Figure record listings:

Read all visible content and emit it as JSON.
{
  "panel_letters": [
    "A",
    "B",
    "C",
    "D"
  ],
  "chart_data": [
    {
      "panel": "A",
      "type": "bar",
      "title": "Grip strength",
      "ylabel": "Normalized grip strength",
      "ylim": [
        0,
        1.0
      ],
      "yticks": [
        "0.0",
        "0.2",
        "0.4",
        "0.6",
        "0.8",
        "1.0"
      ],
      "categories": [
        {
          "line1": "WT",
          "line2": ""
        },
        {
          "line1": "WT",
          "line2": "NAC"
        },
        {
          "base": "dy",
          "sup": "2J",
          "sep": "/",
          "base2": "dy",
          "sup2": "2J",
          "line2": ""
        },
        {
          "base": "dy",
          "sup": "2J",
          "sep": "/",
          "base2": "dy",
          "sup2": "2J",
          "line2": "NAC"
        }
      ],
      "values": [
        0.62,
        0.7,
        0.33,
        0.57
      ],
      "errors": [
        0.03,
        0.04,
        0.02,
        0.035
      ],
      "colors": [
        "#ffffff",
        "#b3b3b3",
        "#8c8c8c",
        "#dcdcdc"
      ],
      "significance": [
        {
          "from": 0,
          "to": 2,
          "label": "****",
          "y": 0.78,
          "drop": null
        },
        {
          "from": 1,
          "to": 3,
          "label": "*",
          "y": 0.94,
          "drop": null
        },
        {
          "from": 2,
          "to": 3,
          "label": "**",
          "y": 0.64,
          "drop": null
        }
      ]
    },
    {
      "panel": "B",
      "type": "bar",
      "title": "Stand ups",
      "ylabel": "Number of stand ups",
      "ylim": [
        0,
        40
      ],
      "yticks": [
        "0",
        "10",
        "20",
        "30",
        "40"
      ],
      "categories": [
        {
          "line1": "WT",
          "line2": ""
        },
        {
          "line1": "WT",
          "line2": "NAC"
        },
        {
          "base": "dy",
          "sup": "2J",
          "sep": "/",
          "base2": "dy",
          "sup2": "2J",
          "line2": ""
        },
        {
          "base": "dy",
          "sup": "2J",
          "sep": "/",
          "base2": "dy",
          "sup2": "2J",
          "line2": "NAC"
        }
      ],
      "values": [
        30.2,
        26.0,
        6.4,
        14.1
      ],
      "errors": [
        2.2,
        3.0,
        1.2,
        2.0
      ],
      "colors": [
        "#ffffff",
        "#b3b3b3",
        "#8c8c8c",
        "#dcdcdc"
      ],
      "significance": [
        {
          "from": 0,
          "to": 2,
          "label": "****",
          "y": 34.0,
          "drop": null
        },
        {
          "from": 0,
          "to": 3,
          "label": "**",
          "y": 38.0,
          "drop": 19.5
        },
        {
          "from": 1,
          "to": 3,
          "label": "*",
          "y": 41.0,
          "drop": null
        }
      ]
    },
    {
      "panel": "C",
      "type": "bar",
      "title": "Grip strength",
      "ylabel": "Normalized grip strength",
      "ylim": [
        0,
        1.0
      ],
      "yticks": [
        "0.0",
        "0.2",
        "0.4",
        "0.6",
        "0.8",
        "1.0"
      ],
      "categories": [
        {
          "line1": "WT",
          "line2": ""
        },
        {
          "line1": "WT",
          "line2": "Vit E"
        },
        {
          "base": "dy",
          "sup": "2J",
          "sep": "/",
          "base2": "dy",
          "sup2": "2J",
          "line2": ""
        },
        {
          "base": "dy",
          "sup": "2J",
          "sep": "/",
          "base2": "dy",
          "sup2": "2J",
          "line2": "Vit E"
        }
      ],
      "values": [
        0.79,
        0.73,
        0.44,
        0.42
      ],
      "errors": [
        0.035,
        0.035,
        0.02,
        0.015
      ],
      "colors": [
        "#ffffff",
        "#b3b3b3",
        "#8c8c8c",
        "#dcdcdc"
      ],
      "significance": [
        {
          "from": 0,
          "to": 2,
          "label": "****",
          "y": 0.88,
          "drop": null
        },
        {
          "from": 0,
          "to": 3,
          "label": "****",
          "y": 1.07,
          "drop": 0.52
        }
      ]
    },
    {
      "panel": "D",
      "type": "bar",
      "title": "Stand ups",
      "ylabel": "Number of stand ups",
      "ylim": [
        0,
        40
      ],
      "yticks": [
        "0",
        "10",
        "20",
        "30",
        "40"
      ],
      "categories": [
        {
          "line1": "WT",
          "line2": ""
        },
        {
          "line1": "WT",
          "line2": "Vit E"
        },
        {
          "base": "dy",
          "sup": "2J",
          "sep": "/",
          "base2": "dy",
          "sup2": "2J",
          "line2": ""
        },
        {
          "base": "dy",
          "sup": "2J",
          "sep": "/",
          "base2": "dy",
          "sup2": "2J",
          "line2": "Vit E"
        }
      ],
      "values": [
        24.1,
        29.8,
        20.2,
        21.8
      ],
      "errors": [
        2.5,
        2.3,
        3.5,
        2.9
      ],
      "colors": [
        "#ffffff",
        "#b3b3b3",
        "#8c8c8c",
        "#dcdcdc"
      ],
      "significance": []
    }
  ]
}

**What the exercise asks**: Go through the records above and set each one down exactly, please.

**Task output**:
Read all visible content and emit it as JSON.
{
  "panel_letters": [
    "A",
    "B",
    "C",
    "D"
  ],
  "chart_data": [
    {
      "panel": "A",
      "type": "bar",
      "title": "Grip strength",
      "ylabel": "Normalized grip strength",
      "ylim": [
        0,
        1.0
      ],
      "yticks": [
        "0.0",
        "0.2",
        "0.4",
        "0.6",
        "0.8",
        "1.0"
      ],
      "categories": [
        {
          "line1": "WT",
          "line2": ""
        },
        {
          "line1": "WT",
          "line2": "NAC"
        },
        {
          "base": "dy",
          "sup": "2J",
          "sep": "/",
          "base2": "dy",
          "sup2": "2J",
          "line2": ""
        },
        {
          "base": "dy",
          "sup": "2J",
          "sep": "/",
          "base2": "dy",
          "sup2": "2J",
          "line2": "NAC"
        }
      ],
      "values": [
        0.62,
        0.7,
        0.33,
        0.57
      ],
      "errors": [
        0.03,
        0.04,
        0.02,
        0.035
      ],
      "colors": [
        "#ffffff",
        "#b3b3b3",
        "#8c8c8c",
        "#dcdcdc"
      ],
      "significance": [
        {
          "from": 0,
          "to": 2,
          "label": "****",
          "y": 0.78,
          "drop": null
        },
        {
          "from": 1,
          "to": 3,
          "label": "*",
          "y": 0.94,
          "drop": null
        },
        {
          "from": 2,
          "to": 3,
          "label": "**",
          "y": 0.64,
          "drop": null
        }
      ]
    },
    {
      "panel": "B",
      "type": "bar",
      "title": "Stand ups",
      "ylabel": "Number of stand ups",
      "ylim": [
        0,
        40
      ],
      "yticks": [
        "0",
        "10",
        "20",
        "30",
        "40"
      ],
      "categories": [
        {
          "line1": "WT",
          "line2": ""
        },
        {
          "line1": "WT",
          "line2": "NAC"
        },
        {
          "base": "dy",
          "sup": "2J",
          "sep": "/",
          "base2": "dy",
          "sup2": "2J",
          "line2": ""
        },
        {
          "base": "dy",
          "sup": "2J",
          "sep": "/",
          "base2": "dy",
          "sup2": "2J",
          "line2": "NAC"
        }
      ],
      "values": [
        30.2,
        26.0,
        6.4,
        14.1
      ],
      "errors": [
        2.2,
        3.0,
        1.2,
        2.0
      ],
      "colors": [
        "#ffffff",
        "#b3b3b3",
        "#8c8c8c",
        "#dcdcdc"
      ],
      "significance": [
        {
          "from": 0,
          "to": 2,
          "label": "****",
          "y": 34.0,
          "drop": null
        },
        {
          "from": 0,
          "to": 3,
          "label": "**",
          "y": 38.0,
          "drop": 19.5
        },
        {
          "from": 1,
          "to": 3,
          "label": "*",
          "y": 41.0,
          "drop": null
        }
      ]
    },
    {
      "panel": "C",
      "type": "bar",
      "title": "Grip strength",
      "ylabel": "Normalized grip strength",
      "ylim": [
        0,
        1.0
      ],
      "yticks": [
        "0.0",
        "0.2",
        "0.4",
        "0.6",
        "0.8",
        "1.0"
      ],
      "categories": [
        {
          "line1": "WT",
          "line2": ""
        },
        {
          "line1": "WT",
          "line2": "Vit E"
        },
        {
          "base": "dy",
          "sup": "2J",
          "sep": "/",
          "base2": "dy",
          "sup2": "2J",
          "line2": ""
        },
        {
          "base": "dy",
          "sup": "2J",
          "sep": "/",
          "base2": "dy",
          "sup2": "2J",
          "line2": "Vit E"
        }
      ],
      "values": [
        0.79,
        0.73,
        0.44,
        0.42
      ],
      "errors": [
        0.035,
        0.035,
        0.02,
        0.015
      ],
      "colors": [
        "#ffffff",
        "#b3b3b3",
        "#8c8c8c",
        "#dcdcdc"
      ],
      "significance": [
        {
          "from": 0,
          "to": 2,
          "label": "****",
          "y": 0.88,
          "drop": null
        },
        {
          "from": 0,
          "to": 3,
          "label": "****",
          "y": 1.07,
          "drop": 0.52
        }
      ]
    },
    {
      "panel": "D",
      "type": "bar",
      "title": "Stand ups",
      "ylabel": "Number of stand ups",
      "ylim": [
        0,
        40
      ],
      "yticks": [
        "0",
        "10",
        "20",
        "30",
        "40"
      ],
      "categories": [
        {
          "line1": "WT",
          "line2": ""
        },
        {
          "line1": "WT",
          "line2": "Vit E"
        },
        {
          "base": "dy",
          "sup": "2J",
          "sep": "/",
          "base2": "dy",
          "sup2": "2J",
          "line2": ""
        },
        {
          "base": "dy",
          "sup": "2J",
          "sep": "/",
          "base2": "dy",
          "sup2": "2J",
          "line2": "Vit E"
        }
      ],
      "values": [
        24.1,
        29.8,
        20.2,
        21.8
      ],
      "errors": [
        2.5,
        2.3,
        3.5,
        2.9
      ],
      "colors": [
        "#ffffff",
        "#b3b3b3",
        "#8c8c8c",
        "#dcdcdc"
      ],
      "significance": []
    }
  ]
}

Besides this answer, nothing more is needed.